Please copy every line of the records below that holds the word "JSON".

————————

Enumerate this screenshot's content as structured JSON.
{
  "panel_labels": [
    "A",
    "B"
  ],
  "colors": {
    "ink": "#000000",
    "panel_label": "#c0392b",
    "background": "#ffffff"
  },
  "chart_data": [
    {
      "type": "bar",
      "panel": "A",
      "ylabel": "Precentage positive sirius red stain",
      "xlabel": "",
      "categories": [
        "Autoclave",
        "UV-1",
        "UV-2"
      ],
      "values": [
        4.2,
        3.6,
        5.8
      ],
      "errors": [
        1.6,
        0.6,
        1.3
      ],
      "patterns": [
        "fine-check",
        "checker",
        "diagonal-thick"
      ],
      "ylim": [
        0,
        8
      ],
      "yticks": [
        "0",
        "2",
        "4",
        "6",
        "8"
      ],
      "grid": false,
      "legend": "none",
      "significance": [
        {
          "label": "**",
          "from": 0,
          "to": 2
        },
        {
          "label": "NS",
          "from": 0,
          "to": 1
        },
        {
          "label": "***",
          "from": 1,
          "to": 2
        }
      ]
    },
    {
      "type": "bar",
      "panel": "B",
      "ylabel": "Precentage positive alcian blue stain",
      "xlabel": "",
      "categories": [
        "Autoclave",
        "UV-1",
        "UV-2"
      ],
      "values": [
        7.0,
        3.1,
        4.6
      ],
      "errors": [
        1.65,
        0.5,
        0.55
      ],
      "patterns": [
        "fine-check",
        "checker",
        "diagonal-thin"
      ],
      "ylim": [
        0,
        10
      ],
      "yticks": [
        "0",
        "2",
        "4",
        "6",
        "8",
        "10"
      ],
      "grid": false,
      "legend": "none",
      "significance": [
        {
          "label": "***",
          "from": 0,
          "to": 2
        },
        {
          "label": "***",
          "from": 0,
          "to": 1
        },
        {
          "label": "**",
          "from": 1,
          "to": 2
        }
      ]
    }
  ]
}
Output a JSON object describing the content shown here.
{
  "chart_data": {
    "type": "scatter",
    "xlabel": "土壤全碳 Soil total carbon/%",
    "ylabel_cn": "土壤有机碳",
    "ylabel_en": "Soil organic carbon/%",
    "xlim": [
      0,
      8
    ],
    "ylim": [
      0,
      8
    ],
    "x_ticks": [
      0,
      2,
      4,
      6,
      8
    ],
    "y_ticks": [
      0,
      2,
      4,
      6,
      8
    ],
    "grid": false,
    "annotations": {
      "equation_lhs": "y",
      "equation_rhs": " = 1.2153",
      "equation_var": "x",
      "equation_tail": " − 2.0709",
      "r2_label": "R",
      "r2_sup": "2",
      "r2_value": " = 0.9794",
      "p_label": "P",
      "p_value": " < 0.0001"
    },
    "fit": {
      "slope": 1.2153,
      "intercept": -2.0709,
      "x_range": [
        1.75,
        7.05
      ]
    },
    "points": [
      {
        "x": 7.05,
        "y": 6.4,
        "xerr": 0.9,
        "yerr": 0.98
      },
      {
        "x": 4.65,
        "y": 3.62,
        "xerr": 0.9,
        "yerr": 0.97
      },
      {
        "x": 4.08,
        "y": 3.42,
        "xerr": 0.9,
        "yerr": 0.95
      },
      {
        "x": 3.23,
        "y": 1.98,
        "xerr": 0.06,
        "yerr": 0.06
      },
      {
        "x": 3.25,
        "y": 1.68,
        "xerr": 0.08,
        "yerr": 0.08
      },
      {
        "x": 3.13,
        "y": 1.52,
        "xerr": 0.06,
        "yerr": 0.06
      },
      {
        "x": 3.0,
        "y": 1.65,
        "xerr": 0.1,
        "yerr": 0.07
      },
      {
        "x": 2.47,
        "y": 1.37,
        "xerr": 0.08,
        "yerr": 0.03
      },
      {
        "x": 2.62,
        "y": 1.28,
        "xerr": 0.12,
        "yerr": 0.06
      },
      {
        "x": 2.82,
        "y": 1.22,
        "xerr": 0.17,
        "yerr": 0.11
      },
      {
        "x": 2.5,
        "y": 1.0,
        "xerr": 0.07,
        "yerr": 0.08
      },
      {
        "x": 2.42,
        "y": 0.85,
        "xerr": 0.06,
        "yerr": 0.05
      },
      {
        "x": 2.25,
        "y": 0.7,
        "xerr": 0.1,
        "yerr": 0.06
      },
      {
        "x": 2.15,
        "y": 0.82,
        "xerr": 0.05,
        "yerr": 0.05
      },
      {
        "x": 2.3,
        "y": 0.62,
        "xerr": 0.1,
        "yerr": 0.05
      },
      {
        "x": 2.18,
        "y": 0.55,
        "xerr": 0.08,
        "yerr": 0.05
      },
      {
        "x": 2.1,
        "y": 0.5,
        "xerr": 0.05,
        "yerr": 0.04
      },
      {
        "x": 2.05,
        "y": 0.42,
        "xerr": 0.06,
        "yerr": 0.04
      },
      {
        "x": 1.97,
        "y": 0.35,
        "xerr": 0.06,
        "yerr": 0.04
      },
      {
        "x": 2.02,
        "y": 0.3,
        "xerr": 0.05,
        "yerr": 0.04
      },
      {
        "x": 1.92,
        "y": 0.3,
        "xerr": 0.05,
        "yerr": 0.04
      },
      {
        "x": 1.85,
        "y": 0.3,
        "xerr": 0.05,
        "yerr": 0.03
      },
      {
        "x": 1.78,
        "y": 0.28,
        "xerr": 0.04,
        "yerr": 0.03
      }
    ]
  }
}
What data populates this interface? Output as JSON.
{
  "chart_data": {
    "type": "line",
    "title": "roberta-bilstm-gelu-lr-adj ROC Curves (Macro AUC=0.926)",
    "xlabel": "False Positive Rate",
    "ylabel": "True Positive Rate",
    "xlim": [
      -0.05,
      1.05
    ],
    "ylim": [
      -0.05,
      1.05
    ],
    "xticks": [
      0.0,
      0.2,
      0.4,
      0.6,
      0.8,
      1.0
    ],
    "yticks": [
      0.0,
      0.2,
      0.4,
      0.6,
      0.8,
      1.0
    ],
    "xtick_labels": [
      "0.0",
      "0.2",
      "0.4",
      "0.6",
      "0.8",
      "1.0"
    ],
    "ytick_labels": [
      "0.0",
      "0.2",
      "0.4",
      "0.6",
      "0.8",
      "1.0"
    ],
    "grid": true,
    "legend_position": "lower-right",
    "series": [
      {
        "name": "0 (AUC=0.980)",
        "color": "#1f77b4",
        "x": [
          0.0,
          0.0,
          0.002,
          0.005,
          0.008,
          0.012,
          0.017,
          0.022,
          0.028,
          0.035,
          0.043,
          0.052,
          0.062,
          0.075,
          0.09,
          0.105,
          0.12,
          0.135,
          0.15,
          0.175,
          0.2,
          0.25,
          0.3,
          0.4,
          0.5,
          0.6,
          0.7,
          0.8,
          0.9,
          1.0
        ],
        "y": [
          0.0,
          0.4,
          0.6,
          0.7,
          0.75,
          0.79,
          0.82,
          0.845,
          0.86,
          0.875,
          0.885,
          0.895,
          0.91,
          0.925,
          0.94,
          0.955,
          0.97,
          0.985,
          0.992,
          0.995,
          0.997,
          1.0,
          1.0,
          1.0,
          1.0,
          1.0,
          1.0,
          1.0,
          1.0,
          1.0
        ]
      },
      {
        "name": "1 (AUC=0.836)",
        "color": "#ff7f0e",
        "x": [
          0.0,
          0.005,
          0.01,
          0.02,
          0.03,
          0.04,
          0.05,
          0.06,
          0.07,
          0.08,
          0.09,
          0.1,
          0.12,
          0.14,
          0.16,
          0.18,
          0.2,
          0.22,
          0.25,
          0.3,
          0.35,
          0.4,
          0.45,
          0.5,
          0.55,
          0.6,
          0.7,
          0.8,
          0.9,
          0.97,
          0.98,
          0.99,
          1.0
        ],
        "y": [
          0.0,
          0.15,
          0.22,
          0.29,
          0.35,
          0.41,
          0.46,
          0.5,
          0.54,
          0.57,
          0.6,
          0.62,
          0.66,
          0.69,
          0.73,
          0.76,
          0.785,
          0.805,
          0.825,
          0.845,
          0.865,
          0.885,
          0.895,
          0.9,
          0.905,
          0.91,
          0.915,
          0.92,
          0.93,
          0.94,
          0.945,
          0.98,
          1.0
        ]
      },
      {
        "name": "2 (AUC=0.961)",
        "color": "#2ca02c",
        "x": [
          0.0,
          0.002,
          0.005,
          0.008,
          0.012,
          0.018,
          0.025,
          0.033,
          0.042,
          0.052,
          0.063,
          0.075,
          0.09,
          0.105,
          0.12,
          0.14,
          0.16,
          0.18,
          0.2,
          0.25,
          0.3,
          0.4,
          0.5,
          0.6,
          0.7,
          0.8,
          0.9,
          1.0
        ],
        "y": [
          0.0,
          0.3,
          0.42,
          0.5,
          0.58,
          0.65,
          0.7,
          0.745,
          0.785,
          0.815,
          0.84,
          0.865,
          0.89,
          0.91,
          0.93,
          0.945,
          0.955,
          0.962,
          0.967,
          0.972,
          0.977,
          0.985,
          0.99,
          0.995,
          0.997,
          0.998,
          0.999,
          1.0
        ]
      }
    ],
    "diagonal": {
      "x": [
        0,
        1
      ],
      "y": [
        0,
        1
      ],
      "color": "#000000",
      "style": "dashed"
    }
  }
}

————————

◆ The response ◆
Enumerate this screenshot's content as structured JSON.
Output a JSON object describing the content shown here.
What data populates this interface? Output as JSON.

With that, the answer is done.